Copy out only those lines running from the line with "Convert this screenshot" to the end of the listing, keeping each one exactly as it is.

(Figure record extracts)
* BEGIN *

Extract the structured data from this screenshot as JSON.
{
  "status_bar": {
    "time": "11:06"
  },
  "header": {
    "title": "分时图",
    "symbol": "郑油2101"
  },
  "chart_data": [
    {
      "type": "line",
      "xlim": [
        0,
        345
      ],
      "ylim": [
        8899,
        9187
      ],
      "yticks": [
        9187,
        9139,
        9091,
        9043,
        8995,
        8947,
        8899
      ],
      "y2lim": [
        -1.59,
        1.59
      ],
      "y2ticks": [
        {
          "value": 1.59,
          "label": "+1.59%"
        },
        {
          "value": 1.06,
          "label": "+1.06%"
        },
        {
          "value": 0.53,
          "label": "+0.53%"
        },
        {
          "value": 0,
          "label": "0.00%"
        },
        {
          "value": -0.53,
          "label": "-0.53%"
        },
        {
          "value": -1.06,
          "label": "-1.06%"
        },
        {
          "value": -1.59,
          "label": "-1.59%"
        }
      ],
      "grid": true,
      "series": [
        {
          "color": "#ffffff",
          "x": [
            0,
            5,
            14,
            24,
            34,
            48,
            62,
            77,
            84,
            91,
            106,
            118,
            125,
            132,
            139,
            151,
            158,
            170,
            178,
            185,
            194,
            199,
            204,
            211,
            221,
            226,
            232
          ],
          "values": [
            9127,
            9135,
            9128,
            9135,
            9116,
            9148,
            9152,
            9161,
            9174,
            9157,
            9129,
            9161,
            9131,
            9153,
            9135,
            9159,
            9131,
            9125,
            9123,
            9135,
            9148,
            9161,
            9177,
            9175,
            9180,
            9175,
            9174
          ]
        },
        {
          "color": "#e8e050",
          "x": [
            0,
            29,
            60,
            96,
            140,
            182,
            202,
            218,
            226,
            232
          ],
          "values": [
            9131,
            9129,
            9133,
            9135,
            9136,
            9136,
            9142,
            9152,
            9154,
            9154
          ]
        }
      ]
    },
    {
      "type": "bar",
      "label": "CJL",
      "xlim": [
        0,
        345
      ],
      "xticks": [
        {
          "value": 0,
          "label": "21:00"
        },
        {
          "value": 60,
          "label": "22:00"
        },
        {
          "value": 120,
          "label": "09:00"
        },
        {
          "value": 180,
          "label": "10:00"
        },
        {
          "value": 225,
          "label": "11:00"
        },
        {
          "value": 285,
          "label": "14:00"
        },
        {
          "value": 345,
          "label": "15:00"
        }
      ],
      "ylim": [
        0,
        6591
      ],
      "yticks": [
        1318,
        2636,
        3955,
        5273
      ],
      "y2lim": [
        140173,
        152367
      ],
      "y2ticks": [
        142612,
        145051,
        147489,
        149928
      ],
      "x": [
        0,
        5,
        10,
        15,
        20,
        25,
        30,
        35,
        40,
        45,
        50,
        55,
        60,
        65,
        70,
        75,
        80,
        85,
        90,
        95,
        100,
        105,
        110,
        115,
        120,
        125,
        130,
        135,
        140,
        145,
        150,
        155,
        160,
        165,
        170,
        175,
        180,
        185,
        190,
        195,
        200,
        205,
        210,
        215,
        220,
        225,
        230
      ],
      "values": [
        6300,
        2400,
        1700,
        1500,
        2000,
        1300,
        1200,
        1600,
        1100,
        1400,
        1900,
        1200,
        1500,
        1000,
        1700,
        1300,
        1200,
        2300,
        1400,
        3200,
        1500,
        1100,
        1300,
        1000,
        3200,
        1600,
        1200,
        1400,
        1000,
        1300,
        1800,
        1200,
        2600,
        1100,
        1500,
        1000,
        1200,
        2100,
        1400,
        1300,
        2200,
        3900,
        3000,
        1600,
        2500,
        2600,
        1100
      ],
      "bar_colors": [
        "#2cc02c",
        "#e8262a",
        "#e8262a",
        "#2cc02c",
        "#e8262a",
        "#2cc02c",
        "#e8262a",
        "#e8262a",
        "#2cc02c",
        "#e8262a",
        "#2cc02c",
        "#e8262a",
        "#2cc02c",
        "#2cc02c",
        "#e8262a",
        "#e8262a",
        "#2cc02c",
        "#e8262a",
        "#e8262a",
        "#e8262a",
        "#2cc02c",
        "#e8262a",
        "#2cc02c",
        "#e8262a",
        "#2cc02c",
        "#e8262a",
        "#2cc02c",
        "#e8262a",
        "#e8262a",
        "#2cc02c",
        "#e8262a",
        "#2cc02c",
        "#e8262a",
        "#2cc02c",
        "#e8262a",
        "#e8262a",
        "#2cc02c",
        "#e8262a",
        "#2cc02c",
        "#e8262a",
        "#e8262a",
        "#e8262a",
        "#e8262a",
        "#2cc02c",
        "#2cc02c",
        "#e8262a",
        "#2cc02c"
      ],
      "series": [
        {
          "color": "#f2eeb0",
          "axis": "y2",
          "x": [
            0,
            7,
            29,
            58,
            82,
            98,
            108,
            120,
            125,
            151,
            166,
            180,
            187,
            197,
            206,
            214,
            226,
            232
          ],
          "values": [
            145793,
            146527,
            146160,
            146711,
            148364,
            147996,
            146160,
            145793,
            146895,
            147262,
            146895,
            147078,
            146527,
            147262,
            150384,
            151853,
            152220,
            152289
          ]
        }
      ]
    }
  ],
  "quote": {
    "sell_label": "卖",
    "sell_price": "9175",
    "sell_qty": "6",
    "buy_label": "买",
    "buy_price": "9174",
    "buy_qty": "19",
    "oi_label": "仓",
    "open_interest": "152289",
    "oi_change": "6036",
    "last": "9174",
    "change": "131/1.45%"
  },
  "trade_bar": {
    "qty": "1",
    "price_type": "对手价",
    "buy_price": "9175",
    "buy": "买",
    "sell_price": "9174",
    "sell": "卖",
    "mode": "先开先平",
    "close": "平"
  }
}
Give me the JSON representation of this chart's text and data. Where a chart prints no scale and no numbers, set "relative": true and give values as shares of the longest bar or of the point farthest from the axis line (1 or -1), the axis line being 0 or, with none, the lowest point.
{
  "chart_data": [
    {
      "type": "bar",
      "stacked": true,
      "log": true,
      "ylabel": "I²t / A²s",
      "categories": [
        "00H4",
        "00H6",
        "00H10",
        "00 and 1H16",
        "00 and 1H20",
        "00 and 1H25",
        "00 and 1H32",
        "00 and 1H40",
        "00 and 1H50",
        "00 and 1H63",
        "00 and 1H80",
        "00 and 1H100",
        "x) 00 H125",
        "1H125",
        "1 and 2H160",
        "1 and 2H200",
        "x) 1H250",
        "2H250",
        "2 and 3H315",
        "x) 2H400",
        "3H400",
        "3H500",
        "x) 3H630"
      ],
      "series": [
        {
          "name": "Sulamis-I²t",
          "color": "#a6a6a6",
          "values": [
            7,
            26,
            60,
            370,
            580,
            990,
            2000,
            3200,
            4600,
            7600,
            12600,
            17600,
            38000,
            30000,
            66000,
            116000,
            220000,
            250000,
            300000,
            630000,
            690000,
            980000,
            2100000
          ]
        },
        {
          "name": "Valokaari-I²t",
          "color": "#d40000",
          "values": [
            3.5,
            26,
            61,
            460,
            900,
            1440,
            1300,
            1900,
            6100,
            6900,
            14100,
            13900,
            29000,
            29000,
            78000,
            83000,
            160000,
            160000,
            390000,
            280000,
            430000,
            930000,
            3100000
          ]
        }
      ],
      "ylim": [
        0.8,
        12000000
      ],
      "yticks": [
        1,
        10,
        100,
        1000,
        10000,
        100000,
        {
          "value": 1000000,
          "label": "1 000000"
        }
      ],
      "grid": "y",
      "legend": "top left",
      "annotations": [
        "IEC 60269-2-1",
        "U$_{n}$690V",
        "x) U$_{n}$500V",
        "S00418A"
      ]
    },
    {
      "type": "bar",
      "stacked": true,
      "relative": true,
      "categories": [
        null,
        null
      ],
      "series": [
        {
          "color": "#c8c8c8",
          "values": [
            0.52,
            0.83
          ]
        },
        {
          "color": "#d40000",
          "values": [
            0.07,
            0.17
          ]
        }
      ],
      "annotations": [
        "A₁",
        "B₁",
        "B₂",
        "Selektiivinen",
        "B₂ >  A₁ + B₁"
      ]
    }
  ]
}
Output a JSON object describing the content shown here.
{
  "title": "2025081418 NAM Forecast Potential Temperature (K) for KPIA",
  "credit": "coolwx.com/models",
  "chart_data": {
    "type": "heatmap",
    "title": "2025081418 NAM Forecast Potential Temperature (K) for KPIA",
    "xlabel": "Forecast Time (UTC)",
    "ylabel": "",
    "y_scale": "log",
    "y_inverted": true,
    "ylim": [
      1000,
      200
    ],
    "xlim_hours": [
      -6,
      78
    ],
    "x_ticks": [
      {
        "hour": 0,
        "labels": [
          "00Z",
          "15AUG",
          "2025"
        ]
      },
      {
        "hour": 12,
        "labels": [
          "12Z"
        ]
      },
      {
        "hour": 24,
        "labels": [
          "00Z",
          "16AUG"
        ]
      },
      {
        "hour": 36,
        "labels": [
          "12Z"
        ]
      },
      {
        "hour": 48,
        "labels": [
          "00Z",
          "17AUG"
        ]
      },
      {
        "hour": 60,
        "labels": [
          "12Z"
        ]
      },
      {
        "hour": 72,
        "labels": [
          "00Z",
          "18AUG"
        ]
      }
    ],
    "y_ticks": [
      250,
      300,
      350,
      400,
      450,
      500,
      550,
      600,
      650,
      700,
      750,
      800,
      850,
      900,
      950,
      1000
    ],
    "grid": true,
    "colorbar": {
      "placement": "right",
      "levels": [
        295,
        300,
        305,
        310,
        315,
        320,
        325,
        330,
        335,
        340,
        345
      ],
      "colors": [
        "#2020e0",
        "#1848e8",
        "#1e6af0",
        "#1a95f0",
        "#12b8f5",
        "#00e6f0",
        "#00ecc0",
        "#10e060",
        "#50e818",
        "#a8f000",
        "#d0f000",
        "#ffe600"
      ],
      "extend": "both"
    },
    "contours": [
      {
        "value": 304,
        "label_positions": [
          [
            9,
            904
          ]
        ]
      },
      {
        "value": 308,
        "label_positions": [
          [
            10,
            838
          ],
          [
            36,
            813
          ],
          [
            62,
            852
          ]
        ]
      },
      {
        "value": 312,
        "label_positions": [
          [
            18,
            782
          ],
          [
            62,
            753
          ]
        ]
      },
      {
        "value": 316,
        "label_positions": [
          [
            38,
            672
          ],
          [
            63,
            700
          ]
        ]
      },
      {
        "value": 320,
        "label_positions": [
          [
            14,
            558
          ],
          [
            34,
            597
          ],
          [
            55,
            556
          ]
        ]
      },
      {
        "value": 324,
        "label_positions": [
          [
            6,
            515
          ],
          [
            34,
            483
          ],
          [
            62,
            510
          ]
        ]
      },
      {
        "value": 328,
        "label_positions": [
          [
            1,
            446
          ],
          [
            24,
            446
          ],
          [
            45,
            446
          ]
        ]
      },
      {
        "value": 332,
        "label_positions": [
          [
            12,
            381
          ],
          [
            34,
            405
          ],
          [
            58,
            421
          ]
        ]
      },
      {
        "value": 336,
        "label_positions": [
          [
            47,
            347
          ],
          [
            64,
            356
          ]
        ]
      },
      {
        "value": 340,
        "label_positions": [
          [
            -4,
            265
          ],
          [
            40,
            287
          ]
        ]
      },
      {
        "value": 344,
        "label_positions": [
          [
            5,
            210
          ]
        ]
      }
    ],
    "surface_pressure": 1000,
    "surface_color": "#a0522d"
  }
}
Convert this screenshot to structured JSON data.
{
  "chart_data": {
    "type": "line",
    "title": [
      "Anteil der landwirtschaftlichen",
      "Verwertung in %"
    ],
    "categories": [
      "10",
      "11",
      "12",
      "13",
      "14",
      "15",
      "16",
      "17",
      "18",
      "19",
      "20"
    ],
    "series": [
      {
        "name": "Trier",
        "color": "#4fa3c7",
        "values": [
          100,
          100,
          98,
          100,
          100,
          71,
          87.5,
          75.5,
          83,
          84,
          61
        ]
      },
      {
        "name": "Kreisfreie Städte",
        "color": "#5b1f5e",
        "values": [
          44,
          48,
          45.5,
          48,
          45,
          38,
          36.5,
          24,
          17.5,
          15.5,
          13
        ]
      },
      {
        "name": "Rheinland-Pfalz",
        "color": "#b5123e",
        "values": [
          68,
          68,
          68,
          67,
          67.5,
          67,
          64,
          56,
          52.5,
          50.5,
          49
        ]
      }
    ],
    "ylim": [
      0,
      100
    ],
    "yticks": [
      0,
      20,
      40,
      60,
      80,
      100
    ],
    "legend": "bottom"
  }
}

* END *

§ **Answer to the exercise**
Convert this screenshot to structured JSON data.
{
  "chart_data": {
    "type": "line",
    "title": [
      "Anteil der landwirtschaftlichen",
      "Verwertung in %"
    ],
    "categories": [
      "10",
      "11",
      "12",
      "13",
      "14",
      "15",
      "16",
      "17",
      "18",
      "19",
      "20"
    ],
    "series": [
      {
        "name": "Trier",
        "color": "#4fa3c7",
        "values": [
          100,
          100,
          98,
          100,
          100,
          71,
          87.5,
          75.5,
          83,
          84,
          61
        ]
      },
      {
        "name": "Kreisfreie Städte",
        "color": "#5b1f5e",
        "values": [
          44,
          48,
          45.5,
          48,
          45,
          38,
          36.5,
          24,
          17.5,
          15.5,
          13
        ]
      },
      {
        "name": "Rheinland-Pfalz",
        "color": "#b5123e",
        "values": [
          68,
          68,
          68,
          67,
          67.5,
          67,
          64,
          56,
          52.5,
          50.5,
          49
        ]
      }
    ],
    "ylim": [
      0,
      100
    ],
    "yticks": [
      0,
      20,
      40,
      60,
      80,
      100
    ],
    "legend": "bottom"
  }
}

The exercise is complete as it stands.